— Start Input for this task —

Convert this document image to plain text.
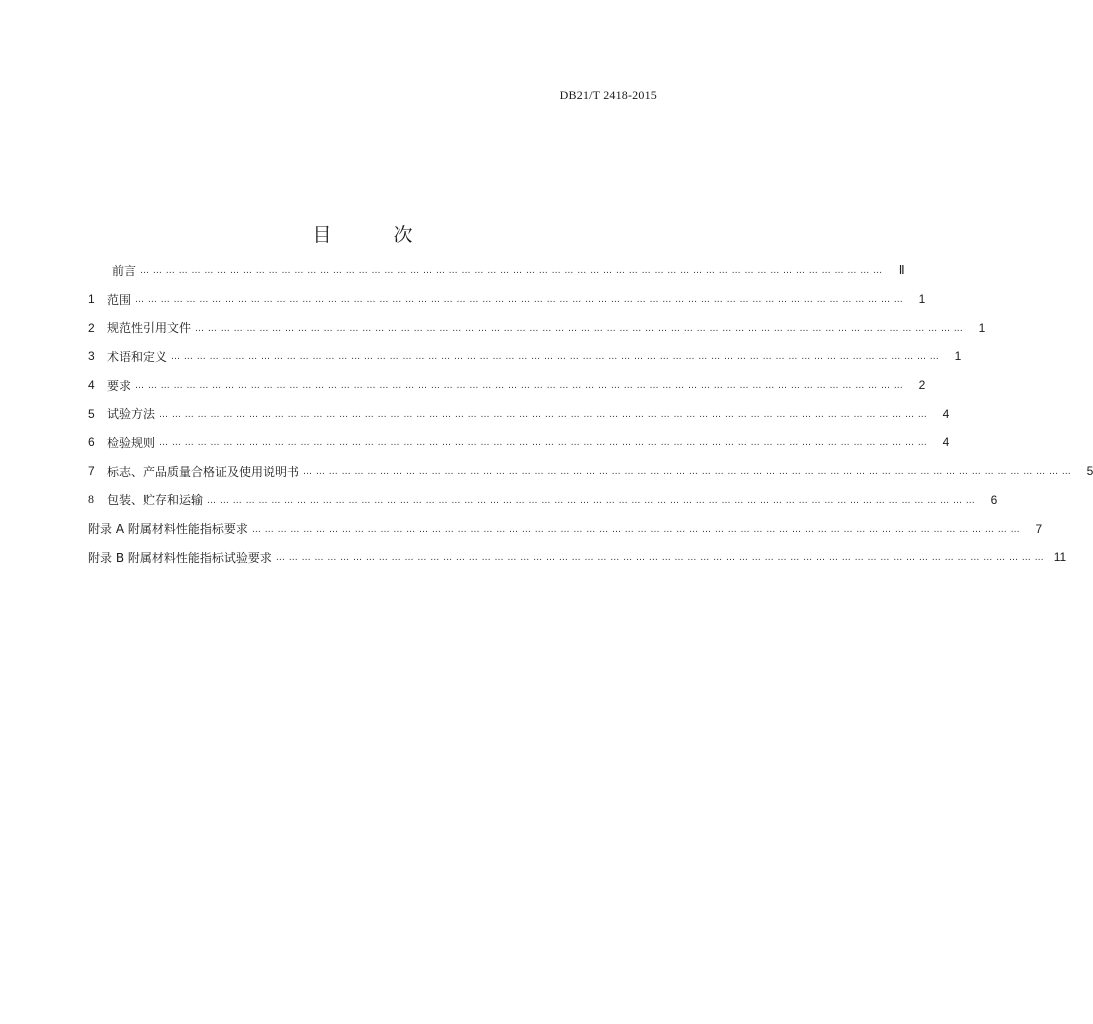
DB21/T 2418-2015
目 次
前言 … … … … … … … … … … … … … … … … … … … … … … … … … … … … … … … … … … … … … … … … … … … … … … … … … … … … … … … … … …	Ⅱ
1	范围 … … … … … … … … … … … … … … … … … … … … … … … … … … … … … … … … … … … … … … … … … … … … … … … … … … … … … … … … … … … …	1
2	规范性引用文件 … … … … … … … … … … … … … … … … … … … … … … … … … … … … … … … … … … … … … … … … … … … … … … … … … … … … … … … … … … … …	1
3	术语和定义 … … … … … … … … … … … … … … … … … … … … … … … … … … … … … … … … … … … … … … … … … … … … … … … … … … … … … … … … … … … …	1
4	要求 … … … … … … … … … … … … … … … … … … … … … … … … … … … … … … … … … … … … … … … … … … … … … … … … … … … … … … … … … … … …	2
5	试验方法 … … … … … … … … … … … … … … … … … … … … … … … … … … … … … … … … … … … … … … … … … … … … … … … … … … … … … … … … … … … …	4
6	检验规则 … … … … … … … … … … … … … … … … … … … … … … … … … … … … … … … … … … … … … … … … … … … … … … … … … … … … … … … … … … … …	4
7	标志、产品质量合格证及使用说明书 … … … … … … … … … … … … … … … … … … … … … … … … … … … … … … … … … … … … … … … … … … … … … … … … … … … … … … … … … … … …	5
8	包装、贮存和运输 … … … … … … … … … … … … … … … … … … … … … … … … … … … … … … … … … … … … … … … … … … … … … … … … … … … … … … … … … … … …	6
附录 A 附属材料性能指标要求 … … … … … … … … … … … … … … … … … … … … … … … … … … … … … … … … … … … … … … … … … … … … … … … … … … … … … … … … … … … …	7
附录 B 附属材料性能指标试验要求 … … … … … … … … … … … … … … … … … … … … … … … … … … … … … … … … … … … … … … … … … … … … … … … … … … … … … … … … … … … … 11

— End Input for this task —

▶ **Stated problem**
Reproduce every entry exactly, but omit each picture.

▶ **Output for this task**
Convert this document image to plain text.
DB21/T 2418-2015
目 次
前言 … … … … … … … … … … … … … … … … … … … … … … … … … … … … … … … … … … … … … … … … … … … … … … … … … … … … … … … … … …	Ⅱ
1	范围 … … … … … … … … … … … … … … … … … … … … … … … … … … … … … … … … … … … … … … … … … … … … … … … … … … … … … … … … … … … …	1
2	规范性引用文件 … … … … … … … … … … … … … … … … … … … … … … … … … … … … … … … … … … … … … … … … … … … … … … … … … … … … … … … … … … … …	1
3	术语和定义 … … … … … … … … … … … … … … … … … … … … … … … … … … … … … … … … … … … … … … … … … … … … … … … … … … … … … … … … … … … …	1
4	要求 … … … … … … … … … … … … … … … … … … … … … … … … … … … … … … … … … … … … … … … … … … … … … … … … … … … … … … … … … … … …	2
5	试验方法 … … … … … … … … … … … … … … … … … … … … … … … … … … … … … … … … … … … … … … … … … … … … … … … … … … … … … … … … … … … …	4
6	检验规则 … … … … … … … … … … … … … … … … … … … … … … … … … … … … … … … … … … … … … … … … … … … … … … … … … … … … … … … … … … … …	4
7	标志、产品质量合格证及使用说明书 … … … … … … … … … … … … … … … … … … … … … … … … … … … … … … … … … … … … … … … … … … … … … … … … … … … … … … … … … … … …	5
8	包装、贮存和运输 … … … … … … … … … … … … … … … … … … … … … … … … … … … … … … … … … … … … … … … … … … … … … … … … … … … … … … … … … … … …	6
附录 A 附属材料性能指标要求 … … … … … … … … … … … … … … … … … … … … … … … … … … … … … … … … … … … … … … … … … … … … … … … … … … … … … … … … … … … …	7
附录 B 附属材料性能指标试验要求 … … … … … … … … … … … … … … … … … … … … … … … … … … … … … … … … … … … … … … … … … … … … … … … … … … … … … … … … … … … … 11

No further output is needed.